§ **What this task involves**: Determine how many lines contain the string "heart". Reply with that figure and nothing else.

(Lines of data)
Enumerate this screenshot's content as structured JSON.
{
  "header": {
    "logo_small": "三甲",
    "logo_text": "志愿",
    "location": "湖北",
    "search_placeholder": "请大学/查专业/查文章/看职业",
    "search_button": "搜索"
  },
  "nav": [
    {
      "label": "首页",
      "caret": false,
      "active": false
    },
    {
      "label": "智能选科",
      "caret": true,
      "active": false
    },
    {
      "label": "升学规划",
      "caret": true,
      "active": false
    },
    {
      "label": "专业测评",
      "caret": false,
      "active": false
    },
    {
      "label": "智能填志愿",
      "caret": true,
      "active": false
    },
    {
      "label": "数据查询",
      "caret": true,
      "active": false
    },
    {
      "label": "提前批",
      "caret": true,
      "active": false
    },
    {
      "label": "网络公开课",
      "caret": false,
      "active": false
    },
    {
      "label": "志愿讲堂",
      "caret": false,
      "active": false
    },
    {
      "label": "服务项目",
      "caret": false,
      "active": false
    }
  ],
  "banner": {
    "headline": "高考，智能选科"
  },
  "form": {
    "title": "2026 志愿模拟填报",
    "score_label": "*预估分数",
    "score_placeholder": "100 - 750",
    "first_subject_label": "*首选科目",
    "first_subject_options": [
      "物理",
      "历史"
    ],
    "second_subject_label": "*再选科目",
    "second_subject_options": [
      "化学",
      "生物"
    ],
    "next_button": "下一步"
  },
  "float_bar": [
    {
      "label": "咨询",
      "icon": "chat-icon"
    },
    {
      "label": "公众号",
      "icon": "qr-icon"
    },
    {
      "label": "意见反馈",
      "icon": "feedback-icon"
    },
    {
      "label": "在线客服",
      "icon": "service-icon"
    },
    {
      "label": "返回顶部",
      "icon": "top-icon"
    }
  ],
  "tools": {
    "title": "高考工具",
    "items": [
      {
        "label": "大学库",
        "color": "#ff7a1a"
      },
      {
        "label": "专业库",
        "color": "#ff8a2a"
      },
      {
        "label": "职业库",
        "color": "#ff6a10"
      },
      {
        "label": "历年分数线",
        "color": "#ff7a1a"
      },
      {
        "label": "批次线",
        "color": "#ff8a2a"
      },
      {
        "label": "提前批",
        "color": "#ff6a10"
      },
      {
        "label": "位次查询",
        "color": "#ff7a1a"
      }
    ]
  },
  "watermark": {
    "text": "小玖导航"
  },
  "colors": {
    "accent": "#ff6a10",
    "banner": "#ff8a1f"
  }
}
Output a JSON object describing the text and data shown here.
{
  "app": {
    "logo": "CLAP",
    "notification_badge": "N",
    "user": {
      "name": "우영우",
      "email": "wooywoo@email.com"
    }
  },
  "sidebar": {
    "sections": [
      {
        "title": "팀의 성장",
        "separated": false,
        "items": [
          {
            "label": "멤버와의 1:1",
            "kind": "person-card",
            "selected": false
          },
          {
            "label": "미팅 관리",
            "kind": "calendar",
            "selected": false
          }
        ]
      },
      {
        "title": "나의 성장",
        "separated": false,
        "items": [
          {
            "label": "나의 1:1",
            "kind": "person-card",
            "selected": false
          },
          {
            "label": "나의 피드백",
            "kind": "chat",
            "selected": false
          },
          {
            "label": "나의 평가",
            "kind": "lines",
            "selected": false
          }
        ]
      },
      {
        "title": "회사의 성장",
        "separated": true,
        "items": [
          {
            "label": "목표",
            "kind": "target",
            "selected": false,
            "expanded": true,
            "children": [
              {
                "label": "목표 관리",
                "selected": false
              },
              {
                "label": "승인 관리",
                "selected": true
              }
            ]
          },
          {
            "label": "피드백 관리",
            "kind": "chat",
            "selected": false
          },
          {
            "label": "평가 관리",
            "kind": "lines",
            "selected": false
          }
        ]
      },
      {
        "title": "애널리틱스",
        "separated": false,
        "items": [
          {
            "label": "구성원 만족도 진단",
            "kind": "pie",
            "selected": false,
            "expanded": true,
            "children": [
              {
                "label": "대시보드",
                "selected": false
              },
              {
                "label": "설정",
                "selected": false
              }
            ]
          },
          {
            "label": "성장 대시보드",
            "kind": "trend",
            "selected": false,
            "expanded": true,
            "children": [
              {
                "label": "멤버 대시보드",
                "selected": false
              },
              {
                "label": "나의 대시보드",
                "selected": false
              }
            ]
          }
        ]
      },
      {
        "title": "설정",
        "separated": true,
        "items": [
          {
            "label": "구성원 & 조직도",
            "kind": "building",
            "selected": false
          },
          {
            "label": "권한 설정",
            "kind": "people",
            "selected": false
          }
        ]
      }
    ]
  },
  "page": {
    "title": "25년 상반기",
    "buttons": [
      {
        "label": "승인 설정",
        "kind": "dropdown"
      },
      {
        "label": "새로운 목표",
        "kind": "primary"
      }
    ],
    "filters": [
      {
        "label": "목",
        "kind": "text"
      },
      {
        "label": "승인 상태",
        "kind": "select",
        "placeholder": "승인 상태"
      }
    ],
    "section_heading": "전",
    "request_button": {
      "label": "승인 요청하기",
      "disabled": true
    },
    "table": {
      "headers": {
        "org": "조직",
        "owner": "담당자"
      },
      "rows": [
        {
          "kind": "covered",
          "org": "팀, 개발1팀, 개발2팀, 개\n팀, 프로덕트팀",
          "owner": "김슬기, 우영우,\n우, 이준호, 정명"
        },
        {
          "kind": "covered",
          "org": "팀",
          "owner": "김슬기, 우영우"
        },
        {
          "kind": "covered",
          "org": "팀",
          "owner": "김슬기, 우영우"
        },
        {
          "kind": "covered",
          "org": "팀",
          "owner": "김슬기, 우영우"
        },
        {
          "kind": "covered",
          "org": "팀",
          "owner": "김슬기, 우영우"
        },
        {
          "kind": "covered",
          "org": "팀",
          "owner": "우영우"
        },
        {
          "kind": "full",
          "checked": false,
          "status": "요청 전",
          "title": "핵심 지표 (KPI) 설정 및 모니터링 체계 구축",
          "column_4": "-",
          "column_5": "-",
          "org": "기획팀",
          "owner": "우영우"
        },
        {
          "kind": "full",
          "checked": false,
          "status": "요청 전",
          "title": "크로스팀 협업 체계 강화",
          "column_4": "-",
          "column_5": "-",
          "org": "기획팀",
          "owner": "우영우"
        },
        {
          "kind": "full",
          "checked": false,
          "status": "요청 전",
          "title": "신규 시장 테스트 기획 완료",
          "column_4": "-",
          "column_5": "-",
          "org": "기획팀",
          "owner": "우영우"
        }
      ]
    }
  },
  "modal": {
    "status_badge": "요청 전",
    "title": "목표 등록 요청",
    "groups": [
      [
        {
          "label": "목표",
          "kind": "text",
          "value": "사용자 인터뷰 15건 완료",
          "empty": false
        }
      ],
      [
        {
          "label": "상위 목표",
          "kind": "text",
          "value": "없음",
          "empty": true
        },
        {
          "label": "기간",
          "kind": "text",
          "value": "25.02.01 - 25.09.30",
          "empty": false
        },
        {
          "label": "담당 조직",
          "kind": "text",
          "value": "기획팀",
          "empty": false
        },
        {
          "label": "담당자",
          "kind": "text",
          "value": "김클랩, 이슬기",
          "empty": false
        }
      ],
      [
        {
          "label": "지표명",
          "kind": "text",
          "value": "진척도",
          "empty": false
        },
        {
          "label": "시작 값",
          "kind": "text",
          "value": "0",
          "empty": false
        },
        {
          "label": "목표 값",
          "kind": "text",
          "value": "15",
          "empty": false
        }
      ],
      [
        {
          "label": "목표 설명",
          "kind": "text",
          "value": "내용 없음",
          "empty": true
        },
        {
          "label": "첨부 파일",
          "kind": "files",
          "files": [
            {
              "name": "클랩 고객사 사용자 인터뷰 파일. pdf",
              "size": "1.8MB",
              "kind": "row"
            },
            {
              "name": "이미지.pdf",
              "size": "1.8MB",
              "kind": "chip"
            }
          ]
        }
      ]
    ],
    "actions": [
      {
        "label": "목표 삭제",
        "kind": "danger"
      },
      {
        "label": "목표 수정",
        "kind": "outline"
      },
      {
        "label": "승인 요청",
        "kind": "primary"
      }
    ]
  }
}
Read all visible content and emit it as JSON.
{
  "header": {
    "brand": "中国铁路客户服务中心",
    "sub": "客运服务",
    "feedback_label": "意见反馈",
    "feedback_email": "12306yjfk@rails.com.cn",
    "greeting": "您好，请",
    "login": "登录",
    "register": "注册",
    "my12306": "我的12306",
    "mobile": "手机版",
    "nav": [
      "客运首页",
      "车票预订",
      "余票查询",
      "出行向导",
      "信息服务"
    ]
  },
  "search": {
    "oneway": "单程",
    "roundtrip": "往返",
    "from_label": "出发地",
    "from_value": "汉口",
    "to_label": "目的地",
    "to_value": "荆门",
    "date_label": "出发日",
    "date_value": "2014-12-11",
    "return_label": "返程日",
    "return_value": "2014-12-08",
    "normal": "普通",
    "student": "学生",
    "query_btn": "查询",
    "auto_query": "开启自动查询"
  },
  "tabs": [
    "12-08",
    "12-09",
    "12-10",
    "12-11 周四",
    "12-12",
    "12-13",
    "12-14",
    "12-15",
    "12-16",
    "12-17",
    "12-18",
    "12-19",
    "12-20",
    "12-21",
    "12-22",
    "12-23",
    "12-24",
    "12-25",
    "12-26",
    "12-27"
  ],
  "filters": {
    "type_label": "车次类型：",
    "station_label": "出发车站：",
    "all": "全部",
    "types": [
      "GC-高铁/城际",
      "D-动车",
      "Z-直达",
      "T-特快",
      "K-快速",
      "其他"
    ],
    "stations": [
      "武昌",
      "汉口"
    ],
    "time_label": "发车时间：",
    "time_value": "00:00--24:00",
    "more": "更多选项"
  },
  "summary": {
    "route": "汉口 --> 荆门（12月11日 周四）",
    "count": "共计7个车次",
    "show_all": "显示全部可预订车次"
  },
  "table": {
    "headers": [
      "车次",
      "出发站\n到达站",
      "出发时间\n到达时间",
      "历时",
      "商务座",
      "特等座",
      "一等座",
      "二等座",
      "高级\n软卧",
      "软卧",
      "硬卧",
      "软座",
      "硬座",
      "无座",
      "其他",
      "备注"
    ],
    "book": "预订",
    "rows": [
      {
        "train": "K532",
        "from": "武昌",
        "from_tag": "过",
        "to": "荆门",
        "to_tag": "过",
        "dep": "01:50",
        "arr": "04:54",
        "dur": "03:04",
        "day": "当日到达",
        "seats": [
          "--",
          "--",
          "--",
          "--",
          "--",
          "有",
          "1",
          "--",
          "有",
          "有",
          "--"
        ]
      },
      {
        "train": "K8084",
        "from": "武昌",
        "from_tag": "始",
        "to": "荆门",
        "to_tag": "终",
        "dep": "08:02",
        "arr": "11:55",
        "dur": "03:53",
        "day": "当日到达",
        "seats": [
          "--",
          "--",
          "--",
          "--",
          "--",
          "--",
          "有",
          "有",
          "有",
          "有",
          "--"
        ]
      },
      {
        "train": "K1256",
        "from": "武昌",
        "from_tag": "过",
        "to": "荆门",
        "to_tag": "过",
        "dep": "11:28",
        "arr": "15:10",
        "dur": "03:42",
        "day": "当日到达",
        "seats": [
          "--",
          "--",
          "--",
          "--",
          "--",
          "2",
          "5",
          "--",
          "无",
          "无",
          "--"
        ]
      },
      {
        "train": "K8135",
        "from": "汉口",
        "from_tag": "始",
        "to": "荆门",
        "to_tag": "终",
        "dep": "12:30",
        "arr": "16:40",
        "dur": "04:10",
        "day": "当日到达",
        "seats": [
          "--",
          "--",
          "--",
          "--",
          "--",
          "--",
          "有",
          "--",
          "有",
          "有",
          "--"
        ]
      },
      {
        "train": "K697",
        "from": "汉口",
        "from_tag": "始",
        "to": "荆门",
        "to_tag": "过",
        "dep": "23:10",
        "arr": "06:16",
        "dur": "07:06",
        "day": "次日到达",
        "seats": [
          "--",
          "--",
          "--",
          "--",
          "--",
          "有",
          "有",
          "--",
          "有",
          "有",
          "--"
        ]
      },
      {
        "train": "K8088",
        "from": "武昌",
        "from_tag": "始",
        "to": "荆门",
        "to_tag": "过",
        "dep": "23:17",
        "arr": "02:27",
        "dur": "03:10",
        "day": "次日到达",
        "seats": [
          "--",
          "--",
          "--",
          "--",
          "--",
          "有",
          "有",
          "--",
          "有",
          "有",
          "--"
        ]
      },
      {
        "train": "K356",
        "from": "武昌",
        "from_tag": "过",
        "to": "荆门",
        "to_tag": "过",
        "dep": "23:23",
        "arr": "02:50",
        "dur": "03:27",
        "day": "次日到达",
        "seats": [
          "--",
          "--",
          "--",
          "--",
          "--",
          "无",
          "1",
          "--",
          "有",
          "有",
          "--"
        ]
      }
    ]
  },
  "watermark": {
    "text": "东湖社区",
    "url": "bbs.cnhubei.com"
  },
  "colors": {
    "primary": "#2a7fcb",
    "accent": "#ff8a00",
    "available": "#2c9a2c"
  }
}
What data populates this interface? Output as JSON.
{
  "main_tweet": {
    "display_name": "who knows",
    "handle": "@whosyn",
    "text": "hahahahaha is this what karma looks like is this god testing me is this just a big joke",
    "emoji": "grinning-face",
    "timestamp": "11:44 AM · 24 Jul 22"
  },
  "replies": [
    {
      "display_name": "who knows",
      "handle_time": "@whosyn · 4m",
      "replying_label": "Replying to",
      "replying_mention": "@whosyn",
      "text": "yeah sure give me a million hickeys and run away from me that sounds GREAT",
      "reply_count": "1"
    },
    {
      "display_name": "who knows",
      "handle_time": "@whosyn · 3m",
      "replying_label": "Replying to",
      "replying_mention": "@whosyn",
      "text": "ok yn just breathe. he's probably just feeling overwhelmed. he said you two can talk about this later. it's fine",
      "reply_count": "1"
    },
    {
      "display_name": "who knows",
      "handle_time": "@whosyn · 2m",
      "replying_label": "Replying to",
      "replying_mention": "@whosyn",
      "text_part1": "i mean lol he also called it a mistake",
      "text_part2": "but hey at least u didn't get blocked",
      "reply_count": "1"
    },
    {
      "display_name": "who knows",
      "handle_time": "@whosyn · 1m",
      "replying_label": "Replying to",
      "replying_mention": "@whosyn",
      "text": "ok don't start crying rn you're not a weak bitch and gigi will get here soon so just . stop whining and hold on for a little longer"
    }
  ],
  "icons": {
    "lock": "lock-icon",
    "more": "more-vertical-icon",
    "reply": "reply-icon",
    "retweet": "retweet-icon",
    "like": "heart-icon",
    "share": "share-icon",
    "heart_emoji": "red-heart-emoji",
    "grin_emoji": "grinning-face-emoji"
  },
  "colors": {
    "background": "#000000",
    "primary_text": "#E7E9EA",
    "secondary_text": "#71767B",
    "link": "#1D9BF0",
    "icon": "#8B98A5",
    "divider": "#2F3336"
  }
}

§ **Exercise solution**: 2